— BEGIN DATA SHOWN —

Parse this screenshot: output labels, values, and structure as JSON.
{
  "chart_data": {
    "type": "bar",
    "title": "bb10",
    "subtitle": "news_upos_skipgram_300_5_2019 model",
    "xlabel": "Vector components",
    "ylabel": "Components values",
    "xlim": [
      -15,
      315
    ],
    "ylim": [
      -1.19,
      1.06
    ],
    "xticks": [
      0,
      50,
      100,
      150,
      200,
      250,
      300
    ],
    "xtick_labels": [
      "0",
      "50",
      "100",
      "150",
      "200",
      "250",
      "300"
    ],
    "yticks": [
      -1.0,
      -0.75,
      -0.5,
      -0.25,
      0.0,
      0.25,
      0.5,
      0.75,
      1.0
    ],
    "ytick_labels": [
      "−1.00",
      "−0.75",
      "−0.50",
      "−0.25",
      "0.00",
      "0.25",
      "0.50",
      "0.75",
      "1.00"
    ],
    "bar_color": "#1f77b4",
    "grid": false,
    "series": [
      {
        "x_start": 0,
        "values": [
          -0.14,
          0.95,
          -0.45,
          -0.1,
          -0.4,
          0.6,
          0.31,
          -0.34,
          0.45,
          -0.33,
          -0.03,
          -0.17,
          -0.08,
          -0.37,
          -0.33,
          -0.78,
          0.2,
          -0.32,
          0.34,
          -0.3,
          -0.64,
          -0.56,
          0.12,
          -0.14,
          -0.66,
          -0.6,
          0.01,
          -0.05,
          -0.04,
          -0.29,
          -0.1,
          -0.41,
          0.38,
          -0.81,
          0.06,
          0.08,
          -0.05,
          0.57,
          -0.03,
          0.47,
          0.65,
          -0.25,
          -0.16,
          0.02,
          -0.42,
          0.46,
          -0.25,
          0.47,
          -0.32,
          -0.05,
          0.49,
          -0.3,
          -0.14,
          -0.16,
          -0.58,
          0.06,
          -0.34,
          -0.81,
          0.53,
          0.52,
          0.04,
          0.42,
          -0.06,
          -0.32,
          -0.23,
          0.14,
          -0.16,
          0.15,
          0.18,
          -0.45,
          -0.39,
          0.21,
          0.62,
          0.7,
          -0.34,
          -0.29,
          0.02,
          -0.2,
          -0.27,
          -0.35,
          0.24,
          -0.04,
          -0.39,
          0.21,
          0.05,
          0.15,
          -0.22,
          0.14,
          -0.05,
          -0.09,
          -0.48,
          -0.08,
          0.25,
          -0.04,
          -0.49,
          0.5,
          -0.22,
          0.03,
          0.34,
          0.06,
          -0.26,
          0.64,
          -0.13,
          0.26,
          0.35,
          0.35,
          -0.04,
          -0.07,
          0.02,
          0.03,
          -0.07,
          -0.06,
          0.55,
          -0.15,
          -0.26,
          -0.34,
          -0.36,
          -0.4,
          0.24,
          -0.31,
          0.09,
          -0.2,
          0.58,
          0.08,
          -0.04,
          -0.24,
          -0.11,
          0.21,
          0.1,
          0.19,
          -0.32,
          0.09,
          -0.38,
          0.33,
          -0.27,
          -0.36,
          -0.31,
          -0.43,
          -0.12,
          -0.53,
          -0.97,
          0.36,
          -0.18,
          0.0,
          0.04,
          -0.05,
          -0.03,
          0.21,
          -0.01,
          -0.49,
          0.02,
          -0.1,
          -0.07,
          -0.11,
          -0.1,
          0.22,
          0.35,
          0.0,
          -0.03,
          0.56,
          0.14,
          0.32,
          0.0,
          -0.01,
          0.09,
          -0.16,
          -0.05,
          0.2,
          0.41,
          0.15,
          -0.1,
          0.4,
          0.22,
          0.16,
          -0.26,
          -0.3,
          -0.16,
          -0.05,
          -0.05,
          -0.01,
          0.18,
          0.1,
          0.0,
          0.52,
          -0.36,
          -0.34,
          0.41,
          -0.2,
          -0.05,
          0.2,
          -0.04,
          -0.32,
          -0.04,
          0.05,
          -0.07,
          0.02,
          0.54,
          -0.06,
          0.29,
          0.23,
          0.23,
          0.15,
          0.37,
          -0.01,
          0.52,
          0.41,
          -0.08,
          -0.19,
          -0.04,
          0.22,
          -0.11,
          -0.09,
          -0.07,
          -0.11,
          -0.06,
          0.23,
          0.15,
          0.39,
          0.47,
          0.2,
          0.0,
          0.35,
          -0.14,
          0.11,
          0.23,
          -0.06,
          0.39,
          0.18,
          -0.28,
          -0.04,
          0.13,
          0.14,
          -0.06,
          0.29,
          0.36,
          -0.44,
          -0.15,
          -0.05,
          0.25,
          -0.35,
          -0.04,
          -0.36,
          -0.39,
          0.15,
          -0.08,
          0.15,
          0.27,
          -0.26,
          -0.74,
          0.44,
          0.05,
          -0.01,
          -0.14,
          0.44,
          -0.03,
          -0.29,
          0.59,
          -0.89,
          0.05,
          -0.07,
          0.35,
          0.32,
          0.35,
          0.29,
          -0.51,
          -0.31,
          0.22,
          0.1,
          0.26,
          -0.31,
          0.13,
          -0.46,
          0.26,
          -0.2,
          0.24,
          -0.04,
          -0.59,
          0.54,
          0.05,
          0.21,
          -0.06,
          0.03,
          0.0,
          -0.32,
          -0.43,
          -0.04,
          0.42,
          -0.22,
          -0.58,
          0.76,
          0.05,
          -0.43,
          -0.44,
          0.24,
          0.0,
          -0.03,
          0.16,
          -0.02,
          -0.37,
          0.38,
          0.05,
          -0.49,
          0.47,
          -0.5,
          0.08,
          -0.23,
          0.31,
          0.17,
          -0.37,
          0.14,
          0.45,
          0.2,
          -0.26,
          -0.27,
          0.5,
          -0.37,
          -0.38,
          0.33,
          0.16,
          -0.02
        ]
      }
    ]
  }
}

— END DATA SHOWN —

Every line above should be retyped exactly as given.

Parse this screenshot: output labels, values, and structure as JSON.
{
  "chart_data": {
    "type": "bar",
    "title": "bb10",
    "subtitle": "news_upos_skipgram_300_5_2019 model",
    "xlabel": "Vector components",
    "ylabel": "Components values",
    "xlim": [
      -15,
      315
    ],
    "ylim": [
      -1.19,
      1.06
    ],
    "xticks": [
      0,
      50,
      100,
      150,
      200,
      250,
      300
    ],
    "xtick_labels": [
      "0",
      "50",
      "100",
      "150",
      "200",
      "250",
      "300"
    ],
    "yticks": [
      -1.0,
      -0.75,
      -0.5,
      -0.25,
      0.0,
      0.25,
      0.5,
      0.75,
      1.0
    ],
    "ytick_labels": [
      "−1.00",
      "−0.75",
      "−0.50",
      "−0.25",
      "0.00",
      "0.25",
      "0.50",
      "0.75",
      "1.00"
    ],
    "bar_color": "#1f77b4",
    "grid": false,
    "series": [
      {
        "x_start": 0,
        "values": [
          -0.14,
          0.95,
          -0.45,
          -0.1,
          -0.4,
          0.6,
          0.31,
          -0.34,
          0.45,
          -0.33,
          -0.03,
          -0.17,
          -0.08,
          -0.37,
          -0.33,
          -0.78,
          0.2,
          -0.32,
          0.34,
          -0.3,
          -0.64,
          -0.56,
          0.12,
          -0.14,
          -0.66,
          -0.6,
          0.01,
          -0.05,
          -0.04,
          -0.29,
          -0.1,
          -0.41,
          0.38,
          -0.81,
          0.06,
          0.08,
          -0.05,
          0.57,
          -0.03,
          0.47,
          0.65,
          -0.25,
          -0.16,
          0.02,
          -0.42,
          0.46,
          -0.25,
          0.47,
          -0.32,
          -0.05,
          0.49,
          -0.3,
          -0.14,
          -0.16,
          -0.58,
          0.06,
          -0.34,
          -0.81,
          0.53,
          0.52,
          0.04,
          0.42,
          -0.06,
          -0.32,
          -0.23,
          0.14,
          -0.16,
          0.15,
          0.18,
          -0.45,
          -0.39,
          0.21,
          0.62,
          0.7,
          -0.34,
          -0.29,
          0.02,
          -0.2,
          -0.27,
          -0.35,
          0.24,
          -0.04,
          -0.39,
          0.21,
          0.05,
          0.15,
          -0.22,
          0.14,
          -0.05,
          -0.09,
          -0.48,
          -0.08,
          0.25,
          -0.04,
          -0.49,
          0.5,
          -0.22,
          0.03,
          0.34,
          0.06,
          -0.26,
          0.64,
          -0.13,
          0.26,
          0.35,
          0.35,
          -0.04,
          -0.07,
          0.02,
          0.03,
          -0.07,
          -0.06,
          0.55,
          -0.15,
          -0.26,
          -0.34,
          -0.36,
          -0.4,
          0.24,
          -0.31,
          0.09,
          -0.2,
          0.58,
          0.08,
          -0.04,
          -0.24,
          -0.11,
          0.21,
          0.1,
          0.19,
          -0.32,
          0.09,
          -0.38,
          0.33,
          -0.27,
          -0.36,
          -0.31,
          -0.43,
          -0.12,
          -0.53,
          -0.97,
          0.36,
          -0.18,
          0.0,
          0.04,
          -0.05,
          -0.03,
          0.21,
          -0.01,
          -0.49,
          0.02,
          -0.1,
          -0.07,
          -0.11,
          -0.1,
          0.22,
          0.35,
          0.0,
          -0.03,
          0.56,
          0.14,
          0.32,
          0.0,
          -0.01,
          0.09,
          -0.16,
          -0.05,
          0.2,
          0.41,
          0.15,
          -0.1,
          0.4,
          0.22,
          0.16,
          -0.26,
          -0.3,
          -0.16,
          -0.05,
          -0.05,
          -0.01,
          0.18,
          0.1,
          0.0,
          0.52,
          -0.36,
          -0.34,
          0.41,
          -0.2,
          -0.05,
          0.2,
          -0.04,
          -0.32,
          -0.04,
          0.05,
          -0.07,
          0.02,
          0.54,
          -0.06,
          0.29,
          0.23,
          0.23,
          0.15,
          0.37,
          -0.01,
          0.52,
          0.41,
          -0.08,
          -0.19,
          -0.04,
          0.22,
          -0.11,
          -0.09,
          -0.07,
          -0.11,
          -0.06,
          0.23,
          0.15,
          0.39,
          0.47,
          0.2,
          0.0,
          0.35,
          -0.14,
          0.11,
          0.23,
          -0.06,
          0.39,
          0.18,
          -0.28,
          -0.04,
          0.13,
          0.14,
          -0.06,
          0.29,
          0.36,
          -0.44,
          -0.15,
          -0.05,
          0.25,
          -0.35,
          -0.04,
          -0.36,
          -0.39,
          0.15,
          -0.08,
          0.15,
          0.27,
          -0.26,
          -0.74,
          0.44,
          0.05,
          -0.01,
          -0.14,
          0.44,
          -0.03,
          -0.29,
          0.59,
          -0.89,
          0.05,
          -0.07,
          0.35,
          0.32,
          0.35,
          0.29,
          -0.51,
          -0.31,
          0.22,
          0.1,
          0.26,
          -0.31,
          0.13,
          -0.46,
          0.26,
          -0.2,
          0.24,
          -0.04,
          -0.59,
          0.54,
          0.05,
          0.21,
          -0.06,
          0.03,
          0.0,
          -0.32,
          -0.43,
          -0.04,
          0.42,
          -0.22,
          -0.58,
          0.76,
          0.05,
          -0.43,
          -0.44,
          0.24,
          0.0,
          -0.03,
          0.16,
          -0.02,
          -0.37,
          0.38,
          0.05,
          -0.49,
          0.47,
          -0.5,
          0.08,
          -0.23,
          0.31,
          0.17,
          -0.37,
          0.14,
          0.45,
          0.2,
          -0.26,
          -0.27,
          0.5,
          -0.37,
          -0.38,
          0.33,
          0.16,
          -0.02
        ]
      }
    ]
  }
}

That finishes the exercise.